__Information shown__.
— Begin —
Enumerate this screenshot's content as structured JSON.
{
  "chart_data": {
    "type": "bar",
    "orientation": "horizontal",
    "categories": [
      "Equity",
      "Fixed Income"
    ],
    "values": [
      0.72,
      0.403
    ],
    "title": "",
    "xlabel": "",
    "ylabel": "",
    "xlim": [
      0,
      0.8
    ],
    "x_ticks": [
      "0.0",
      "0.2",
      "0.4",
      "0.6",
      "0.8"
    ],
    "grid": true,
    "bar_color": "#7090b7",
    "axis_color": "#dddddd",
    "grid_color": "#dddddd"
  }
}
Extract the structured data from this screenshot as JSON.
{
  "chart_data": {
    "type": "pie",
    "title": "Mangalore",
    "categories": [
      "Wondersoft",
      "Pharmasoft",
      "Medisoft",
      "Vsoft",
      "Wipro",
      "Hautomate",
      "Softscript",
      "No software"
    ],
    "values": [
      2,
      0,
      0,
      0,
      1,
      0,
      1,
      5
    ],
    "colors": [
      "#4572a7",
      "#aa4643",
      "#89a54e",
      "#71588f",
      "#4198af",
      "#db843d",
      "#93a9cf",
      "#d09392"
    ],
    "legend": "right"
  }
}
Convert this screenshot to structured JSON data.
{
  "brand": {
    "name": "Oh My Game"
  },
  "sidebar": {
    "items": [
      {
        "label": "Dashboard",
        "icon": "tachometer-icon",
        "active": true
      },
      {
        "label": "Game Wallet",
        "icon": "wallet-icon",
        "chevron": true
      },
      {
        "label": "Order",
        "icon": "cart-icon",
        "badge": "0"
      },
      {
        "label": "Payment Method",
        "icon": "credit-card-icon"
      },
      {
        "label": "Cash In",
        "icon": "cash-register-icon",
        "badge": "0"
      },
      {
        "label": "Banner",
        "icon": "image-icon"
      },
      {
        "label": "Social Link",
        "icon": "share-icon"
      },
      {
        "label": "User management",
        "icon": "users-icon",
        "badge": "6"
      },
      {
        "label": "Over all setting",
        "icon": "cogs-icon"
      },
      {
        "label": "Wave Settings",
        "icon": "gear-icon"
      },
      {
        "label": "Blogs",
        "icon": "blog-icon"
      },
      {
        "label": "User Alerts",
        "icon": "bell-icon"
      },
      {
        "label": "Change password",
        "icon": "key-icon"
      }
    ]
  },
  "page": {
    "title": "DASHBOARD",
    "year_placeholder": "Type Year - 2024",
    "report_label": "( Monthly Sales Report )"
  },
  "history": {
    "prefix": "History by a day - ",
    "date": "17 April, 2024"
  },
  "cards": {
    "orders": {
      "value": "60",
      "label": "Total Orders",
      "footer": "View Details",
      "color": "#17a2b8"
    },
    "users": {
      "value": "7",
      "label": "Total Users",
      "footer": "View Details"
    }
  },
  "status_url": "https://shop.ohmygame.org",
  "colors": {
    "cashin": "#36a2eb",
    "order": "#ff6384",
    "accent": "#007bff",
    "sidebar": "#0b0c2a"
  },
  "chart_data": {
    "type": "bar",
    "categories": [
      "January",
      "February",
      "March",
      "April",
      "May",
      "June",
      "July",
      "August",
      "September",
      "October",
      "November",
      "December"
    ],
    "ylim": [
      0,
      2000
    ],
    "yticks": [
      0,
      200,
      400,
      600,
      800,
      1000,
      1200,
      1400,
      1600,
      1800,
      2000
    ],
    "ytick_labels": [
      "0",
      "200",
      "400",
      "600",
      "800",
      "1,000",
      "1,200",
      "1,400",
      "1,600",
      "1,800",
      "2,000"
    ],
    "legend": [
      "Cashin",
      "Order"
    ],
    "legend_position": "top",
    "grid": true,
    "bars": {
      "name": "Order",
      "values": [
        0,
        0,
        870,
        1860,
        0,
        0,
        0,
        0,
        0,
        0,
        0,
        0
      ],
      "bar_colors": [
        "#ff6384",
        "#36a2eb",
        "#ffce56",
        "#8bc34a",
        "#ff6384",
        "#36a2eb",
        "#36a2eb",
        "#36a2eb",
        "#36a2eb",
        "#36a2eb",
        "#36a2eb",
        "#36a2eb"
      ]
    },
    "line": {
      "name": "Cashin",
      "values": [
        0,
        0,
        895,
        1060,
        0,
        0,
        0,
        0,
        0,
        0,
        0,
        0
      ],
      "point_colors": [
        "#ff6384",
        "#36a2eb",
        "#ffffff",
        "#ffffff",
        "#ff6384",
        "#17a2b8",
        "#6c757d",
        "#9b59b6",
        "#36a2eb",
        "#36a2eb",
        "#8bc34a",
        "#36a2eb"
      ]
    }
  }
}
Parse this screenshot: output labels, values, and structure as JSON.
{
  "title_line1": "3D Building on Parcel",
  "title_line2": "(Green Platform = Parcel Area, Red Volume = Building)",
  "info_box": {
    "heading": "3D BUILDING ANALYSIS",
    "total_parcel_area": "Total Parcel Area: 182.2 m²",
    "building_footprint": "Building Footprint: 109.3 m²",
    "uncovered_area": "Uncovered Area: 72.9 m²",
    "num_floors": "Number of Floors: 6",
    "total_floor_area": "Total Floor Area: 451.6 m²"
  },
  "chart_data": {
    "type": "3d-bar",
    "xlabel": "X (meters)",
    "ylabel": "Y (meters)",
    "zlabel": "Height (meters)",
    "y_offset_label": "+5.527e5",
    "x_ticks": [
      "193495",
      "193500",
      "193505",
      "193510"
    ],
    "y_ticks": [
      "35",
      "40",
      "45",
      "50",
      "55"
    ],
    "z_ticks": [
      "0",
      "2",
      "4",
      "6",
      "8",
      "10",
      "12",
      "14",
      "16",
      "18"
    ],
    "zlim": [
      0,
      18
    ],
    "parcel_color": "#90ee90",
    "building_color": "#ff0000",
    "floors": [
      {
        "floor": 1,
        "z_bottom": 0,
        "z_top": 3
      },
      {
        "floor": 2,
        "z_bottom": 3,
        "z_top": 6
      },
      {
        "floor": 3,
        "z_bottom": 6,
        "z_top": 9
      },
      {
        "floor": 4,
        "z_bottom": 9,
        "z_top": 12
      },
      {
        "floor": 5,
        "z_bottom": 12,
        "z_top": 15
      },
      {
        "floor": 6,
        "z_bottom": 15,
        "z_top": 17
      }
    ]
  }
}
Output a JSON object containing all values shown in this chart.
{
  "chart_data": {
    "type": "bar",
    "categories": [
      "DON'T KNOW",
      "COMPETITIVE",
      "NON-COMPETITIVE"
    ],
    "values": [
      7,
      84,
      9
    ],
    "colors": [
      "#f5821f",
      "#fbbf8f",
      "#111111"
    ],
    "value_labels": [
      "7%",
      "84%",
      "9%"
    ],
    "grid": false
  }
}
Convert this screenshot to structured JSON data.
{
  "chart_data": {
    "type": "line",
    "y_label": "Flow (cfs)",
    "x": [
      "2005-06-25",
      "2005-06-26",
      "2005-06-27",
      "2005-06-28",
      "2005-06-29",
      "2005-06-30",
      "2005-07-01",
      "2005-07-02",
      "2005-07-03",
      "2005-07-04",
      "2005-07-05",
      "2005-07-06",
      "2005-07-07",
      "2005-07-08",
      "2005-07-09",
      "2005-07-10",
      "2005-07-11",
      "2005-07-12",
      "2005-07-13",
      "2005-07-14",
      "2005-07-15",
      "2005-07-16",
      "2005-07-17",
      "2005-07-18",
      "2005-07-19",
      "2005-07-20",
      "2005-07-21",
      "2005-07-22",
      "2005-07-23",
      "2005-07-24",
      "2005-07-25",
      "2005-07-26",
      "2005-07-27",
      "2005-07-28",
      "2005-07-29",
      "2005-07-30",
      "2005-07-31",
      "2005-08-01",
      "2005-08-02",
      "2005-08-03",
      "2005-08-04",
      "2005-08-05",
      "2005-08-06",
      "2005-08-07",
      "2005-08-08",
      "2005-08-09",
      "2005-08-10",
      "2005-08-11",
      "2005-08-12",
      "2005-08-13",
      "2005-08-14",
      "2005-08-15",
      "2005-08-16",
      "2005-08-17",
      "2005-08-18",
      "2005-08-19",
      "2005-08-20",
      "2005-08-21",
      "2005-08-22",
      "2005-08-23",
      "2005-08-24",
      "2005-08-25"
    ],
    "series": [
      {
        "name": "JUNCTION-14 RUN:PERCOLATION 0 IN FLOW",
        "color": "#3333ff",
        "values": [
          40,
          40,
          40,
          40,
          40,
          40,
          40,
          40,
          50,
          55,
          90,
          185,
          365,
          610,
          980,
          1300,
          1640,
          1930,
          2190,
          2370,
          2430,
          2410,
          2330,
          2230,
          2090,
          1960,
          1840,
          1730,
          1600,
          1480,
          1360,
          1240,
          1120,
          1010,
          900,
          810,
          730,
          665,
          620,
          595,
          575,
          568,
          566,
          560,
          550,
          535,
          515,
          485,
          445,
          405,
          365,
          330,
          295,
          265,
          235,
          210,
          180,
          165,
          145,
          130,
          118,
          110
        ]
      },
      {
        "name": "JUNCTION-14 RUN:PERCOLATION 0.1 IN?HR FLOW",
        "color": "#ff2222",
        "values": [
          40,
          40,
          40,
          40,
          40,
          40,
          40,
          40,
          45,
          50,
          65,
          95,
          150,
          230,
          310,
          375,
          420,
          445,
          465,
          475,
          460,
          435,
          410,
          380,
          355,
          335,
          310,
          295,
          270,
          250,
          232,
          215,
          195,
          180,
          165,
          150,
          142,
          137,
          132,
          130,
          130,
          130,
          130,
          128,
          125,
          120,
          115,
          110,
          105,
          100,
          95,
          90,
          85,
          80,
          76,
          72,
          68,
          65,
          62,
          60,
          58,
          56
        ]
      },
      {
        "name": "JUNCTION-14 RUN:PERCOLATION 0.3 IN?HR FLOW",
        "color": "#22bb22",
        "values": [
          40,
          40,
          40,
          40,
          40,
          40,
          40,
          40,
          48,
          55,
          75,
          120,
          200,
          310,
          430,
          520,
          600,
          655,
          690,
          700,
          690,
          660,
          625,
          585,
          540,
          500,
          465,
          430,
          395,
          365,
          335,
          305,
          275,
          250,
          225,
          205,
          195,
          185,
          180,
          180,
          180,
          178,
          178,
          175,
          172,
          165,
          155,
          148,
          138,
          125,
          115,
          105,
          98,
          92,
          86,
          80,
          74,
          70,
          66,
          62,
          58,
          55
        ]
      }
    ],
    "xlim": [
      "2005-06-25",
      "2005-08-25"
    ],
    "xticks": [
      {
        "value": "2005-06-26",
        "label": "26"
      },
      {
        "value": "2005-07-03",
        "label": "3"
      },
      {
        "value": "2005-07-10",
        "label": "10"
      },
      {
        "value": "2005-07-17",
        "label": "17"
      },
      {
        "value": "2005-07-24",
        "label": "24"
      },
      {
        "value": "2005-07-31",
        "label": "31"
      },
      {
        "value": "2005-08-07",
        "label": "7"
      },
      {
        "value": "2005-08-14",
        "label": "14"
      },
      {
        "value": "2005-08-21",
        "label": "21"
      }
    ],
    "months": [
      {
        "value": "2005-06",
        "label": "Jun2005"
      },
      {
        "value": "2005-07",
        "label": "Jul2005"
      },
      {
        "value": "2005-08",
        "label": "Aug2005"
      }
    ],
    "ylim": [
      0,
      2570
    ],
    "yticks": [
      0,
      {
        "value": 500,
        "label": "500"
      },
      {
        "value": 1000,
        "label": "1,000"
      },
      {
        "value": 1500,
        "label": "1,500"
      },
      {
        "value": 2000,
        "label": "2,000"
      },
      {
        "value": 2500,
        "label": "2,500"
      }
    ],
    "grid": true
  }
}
— End —
__Objective__.
Search the material above for "footer". Pull out each line where it shows up.

__Response to this exercise__.
      "footer": "View Details",
      "footer": "View Details"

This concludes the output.